#### WHAT IS ASKED:
Quote the records below in full, exactly as given, with the images taken out.

#### DATA:
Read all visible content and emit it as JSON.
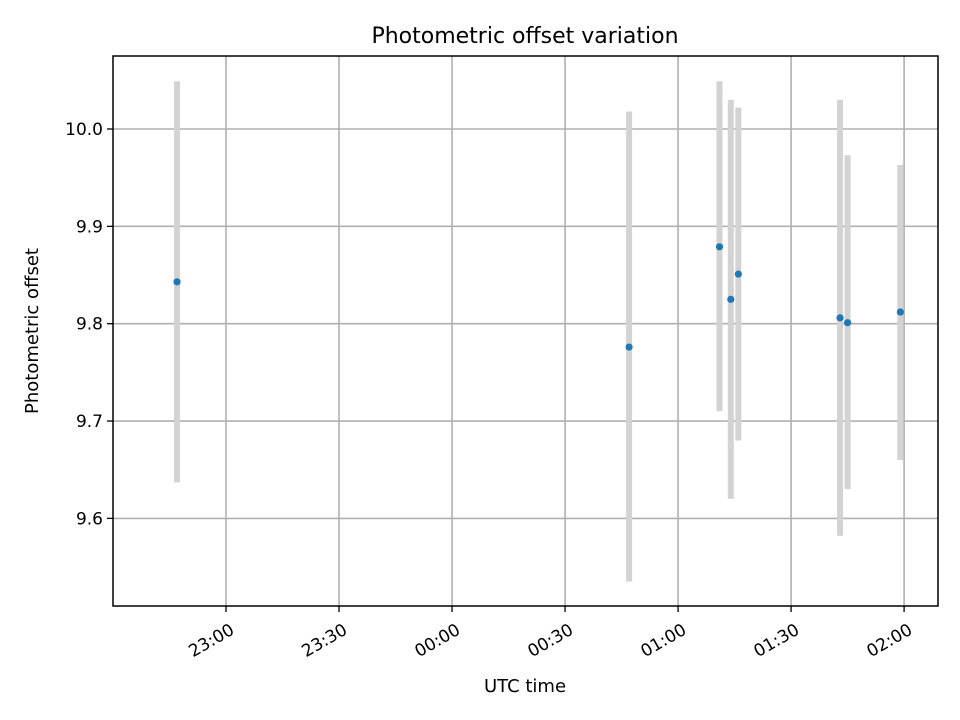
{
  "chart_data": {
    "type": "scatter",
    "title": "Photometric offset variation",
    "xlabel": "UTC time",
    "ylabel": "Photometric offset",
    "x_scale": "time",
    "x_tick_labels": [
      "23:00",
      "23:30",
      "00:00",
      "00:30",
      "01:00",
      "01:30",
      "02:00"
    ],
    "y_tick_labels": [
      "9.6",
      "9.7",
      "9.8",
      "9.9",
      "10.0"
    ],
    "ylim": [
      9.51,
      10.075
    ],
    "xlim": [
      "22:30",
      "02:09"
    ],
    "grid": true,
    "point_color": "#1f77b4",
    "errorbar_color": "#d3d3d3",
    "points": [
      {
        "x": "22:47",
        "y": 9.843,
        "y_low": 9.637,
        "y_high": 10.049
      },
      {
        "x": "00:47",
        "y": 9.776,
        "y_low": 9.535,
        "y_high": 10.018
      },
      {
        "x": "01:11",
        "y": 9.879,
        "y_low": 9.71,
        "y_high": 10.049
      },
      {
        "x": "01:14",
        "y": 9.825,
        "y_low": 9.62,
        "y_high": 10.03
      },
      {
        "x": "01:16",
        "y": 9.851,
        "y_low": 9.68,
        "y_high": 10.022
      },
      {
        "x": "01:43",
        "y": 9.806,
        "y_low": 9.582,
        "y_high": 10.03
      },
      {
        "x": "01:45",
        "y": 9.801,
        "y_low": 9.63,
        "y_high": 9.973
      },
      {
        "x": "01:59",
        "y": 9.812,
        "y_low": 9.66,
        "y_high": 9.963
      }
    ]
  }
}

#### EXERCISE SOLUTION:
Read all visible content and emit it as JSON.
{
  "chart_data": {
    "type": "scatter",
    "title": "Photometric offset variation",
    "xlabel": "UTC time",
    "ylabel": "Photometric offset",
    "x_scale": "time",
    "x_tick_labels": [
      "23:00",
      "23:30",
      "00:00",
      "00:30",
      "01:00",
      "01:30",
      "02:00"
    ],
    "y_tick_labels": [
      "9.6",
      "9.7",
      "9.8",
      "9.9",
      "10.0"
    ],
    "ylim": [
      9.51,
      10.075
    ],
    "xlim": [
      "22:30",
      "02:09"
    ],
    "grid": true,
    "point_color": "#1f77b4",
    "errorbar_color": "#d3d3d3",
    "points": [
      {
        "x": "22:47",
        "y": 9.843,
        "y_low": 9.637,
        "y_high": 10.049
      },
      {
        "x": "00:47",
        "y": 9.776,
        "y_low": 9.535,
        "y_high": 10.018
      },
      {
        "x": "01:11",
        "y": 9.879,
        "y_low": 9.71,
        "y_high": 10.049
      },
      {
        "x": "01:14",
        "y": 9.825,
        "y_low": 9.62,
        "y_high": 10.03
      },
      {
        "x": "01:16",
        "y": 9.851,
        "y_low": 9.68,
        "y_high": 10.022
      },
      {
        "x": "01:43",
        "y": 9.806,
        "y_low": 9.582,
        "y_high": 10.03
      },
      {
        "x": "01:45",
        "y": 9.801,
        "y_low": 9.63,
        "y_high": 9.973
      },
      {
        "x": "01:59",
        "y": 9.812,
        "y_low": 9.66,
        "y_high": 9.963
      }
    ]
  }
}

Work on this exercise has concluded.